[Stored dataset items]
________
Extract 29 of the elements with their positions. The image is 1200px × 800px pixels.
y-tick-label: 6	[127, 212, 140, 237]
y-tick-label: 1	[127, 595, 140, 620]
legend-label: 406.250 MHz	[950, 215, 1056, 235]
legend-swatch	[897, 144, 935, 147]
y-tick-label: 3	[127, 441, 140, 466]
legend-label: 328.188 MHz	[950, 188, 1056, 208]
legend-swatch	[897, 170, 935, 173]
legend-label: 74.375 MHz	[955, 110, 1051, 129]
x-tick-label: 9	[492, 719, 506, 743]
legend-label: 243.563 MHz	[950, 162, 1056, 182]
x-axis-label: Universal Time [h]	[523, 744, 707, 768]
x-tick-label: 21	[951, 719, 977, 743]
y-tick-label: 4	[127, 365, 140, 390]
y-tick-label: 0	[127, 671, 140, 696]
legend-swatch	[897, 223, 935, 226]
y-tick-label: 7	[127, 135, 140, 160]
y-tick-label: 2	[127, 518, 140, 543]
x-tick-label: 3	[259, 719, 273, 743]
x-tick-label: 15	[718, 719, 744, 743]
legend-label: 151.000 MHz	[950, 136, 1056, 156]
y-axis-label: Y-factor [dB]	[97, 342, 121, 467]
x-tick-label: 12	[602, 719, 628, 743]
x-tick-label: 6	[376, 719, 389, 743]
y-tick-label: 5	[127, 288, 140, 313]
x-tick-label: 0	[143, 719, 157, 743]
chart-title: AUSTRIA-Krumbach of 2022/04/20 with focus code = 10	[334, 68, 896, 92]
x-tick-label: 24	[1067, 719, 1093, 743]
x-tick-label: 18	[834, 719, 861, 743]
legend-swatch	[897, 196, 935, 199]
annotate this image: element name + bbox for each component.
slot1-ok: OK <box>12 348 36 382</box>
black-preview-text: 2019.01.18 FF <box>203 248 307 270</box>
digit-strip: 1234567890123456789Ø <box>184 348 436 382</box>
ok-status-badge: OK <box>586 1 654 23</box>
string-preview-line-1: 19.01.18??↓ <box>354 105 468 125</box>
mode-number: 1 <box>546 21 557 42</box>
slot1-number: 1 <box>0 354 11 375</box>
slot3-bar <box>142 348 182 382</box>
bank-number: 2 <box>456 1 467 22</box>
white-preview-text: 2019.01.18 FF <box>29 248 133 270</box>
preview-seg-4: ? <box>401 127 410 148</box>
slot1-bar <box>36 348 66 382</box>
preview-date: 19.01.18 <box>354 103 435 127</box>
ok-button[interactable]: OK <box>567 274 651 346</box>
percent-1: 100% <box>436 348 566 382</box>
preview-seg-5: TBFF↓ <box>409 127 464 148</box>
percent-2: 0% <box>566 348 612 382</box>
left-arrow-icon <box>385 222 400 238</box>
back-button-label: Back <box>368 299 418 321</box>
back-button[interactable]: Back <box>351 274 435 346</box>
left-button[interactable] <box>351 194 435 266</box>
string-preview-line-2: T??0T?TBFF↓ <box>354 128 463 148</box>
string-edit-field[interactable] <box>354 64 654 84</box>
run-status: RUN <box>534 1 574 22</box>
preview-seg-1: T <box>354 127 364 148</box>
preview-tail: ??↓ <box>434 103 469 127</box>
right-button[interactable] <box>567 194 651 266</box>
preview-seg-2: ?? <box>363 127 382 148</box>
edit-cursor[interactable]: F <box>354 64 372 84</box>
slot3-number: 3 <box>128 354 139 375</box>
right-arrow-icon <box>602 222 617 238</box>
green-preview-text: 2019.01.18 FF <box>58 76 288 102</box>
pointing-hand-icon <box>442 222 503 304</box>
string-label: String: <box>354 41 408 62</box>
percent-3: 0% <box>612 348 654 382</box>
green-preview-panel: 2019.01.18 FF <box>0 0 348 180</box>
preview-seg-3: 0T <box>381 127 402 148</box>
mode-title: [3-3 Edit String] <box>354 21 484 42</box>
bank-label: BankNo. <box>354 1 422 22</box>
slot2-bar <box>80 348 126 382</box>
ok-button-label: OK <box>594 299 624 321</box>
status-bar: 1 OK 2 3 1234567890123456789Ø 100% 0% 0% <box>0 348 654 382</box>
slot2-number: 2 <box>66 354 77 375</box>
________
● Exercise brief
Copy out every line of the items above word for word, leaving nothing out.

● Written solution
Extract 29 of the elements with their positions. The image is 1200px × 800px pixels.
y-tick-label: 6	[127, 212, 140, 237]
y-tick-label: 1	[127, 595, 140, 620]
legend-label: 406.250 MHz	[950, 215, 1056, 235]
legend-swatch	[897, 144, 935, 147]
y-tick-label: 3	[127, 441, 140, 466]
legend-label: 328.188 MHz	[950, 188, 1056, 208]
legend-swatch	[897, 170, 935, 173]
legend-label: 74.375 MHz	[955, 110, 1051, 129]
x-tick-label: 9	[492, 719, 506, 743]
legend-label: 243.563 MHz	[950, 162, 1056, 182]
x-axis-label: Universal Time [h]	[523, 744, 707, 768]
x-tick-label: 21	[951, 719, 977, 743]
y-tick-label: 4	[127, 365, 140, 390]
y-tick-label: 0	[127, 671, 140, 696]
legend-swatch	[897, 223, 935, 226]
y-tick-label: 7	[127, 135, 140, 160]
y-tick-label: 2	[127, 518, 140, 543]
x-tick-label: 3	[259, 719, 273, 743]
x-tick-label: 15	[718, 719, 744, 743]
legend-label: 151.000 MHz	[950, 136, 1056, 156]
y-axis-label: Y-factor [dB]	[97, 342, 121, 467]
x-tick-label: 12	[602, 719, 628, 743]
x-tick-label: 6	[376, 719, 389, 743]
y-tick-label: 5	[127, 288, 140, 313]
x-tick-label: 0	[143, 719, 157, 743]
chart-title: AUSTRIA-Krumbach of 2022/04/20 with focus code = 10	[334, 68, 896, 92]
x-tick-label: 24	[1067, 719, 1093, 743]
x-tick-label: 18	[834, 719, 861, 743]
legend-swatch	[897, 196, 935, 199]
annotate this image: element name + bbox for each component.
slot1-ok: OK <box>12 348 36 382</box>
black-preview-text: 2019.01.18 FF <box>203 248 307 270</box>
digit-strip: 1234567890123456789Ø <box>184 348 436 382</box>
ok-status-badge: OK <box>586 1 654 23</box>
string-preview-line-1: 19.01.18??↓ <box>354 105 468 125</box>
mode-number: 1 <box>546 21 557 42</box>
slot1-number: 1 <box>0 354 11 375</box>
slot3-bar <box>142 348 182 382</box>
bank-number: 2 <box>456 1 467 22</box>
white-preview-text: 2019.01.18 FF <box>29 248 133 270</box>
preview-seg-4: ? <box>401 127 410 148</box>
slot1-bar <box>36 348 66 382</box>
preview-date: 19.01.18 <box>354 103 435 127</box>
ok-button[interactable]: OK <box>567 274 651 346</box>
percent-1: 100% <box>436 348 566 382</box>
preview-seg-5: TBFF↓ <box>409 127 464 148</box>
percent-2: 0% <box>566 348 612 382</box>
left-arrow-icon <box>385 222 400 238</box>
back-button-label: Back <box>368 299 418 321</box>
back-button[interactable]: Back <box>351 274 435 346</box>
left-button[interactable] <box>351 194 435 266</box>
string-preview-line-2: T??0T?TBFF↓ <box>354 128 463 148</box>
string-edit-field[interactable] <box>354 64 654 84</box>
run-status: RUN <box>534 1 574 22</box>
preview-seg-1: T <box>354 127 364 148</box>
preview-tail: ??↓ <box>434 103 469 127</box>
right-button[interactable] <box>567 194 651 266</box>
preview-seg-2: ?? <box>363 127 382 148</box>
edit-cursor[interactable]: F <box>354 64 372 84</box>
slot3-number: 3 <box>128 354 139 375</box>
right-arrow-icon <box>602 222 617 238</box>
green-preview-text: 2019.01.18 FF <box>58 76 288 102</box>
pointing-hand-icon <box>442 222 503 304</box>
string-label: String: <box>354 41 408 62</box>
percent-3: 0% <box>612 348 654 382</box>
green-preview-panel: 2019.01.18 FF <box>0 0 348 180</box>
preview-seg-3: 0T <box>381 127 402 148</box>
mode-title: [3-3 Edit String] <box>354 21 484 42</box>
bank-label: BankNo. <box>354 1 422 22</box>
slot2-bar <box>80 348 126 382</box>
ok-button-label: OK <box>594 299 624 321</box>
status-bar: 1 OK 2 3 1234567890123456789Ø 100% 0% 0% <box>0 348 654 382</box>
slot2-number: 2 <box>66 354 77 375</box>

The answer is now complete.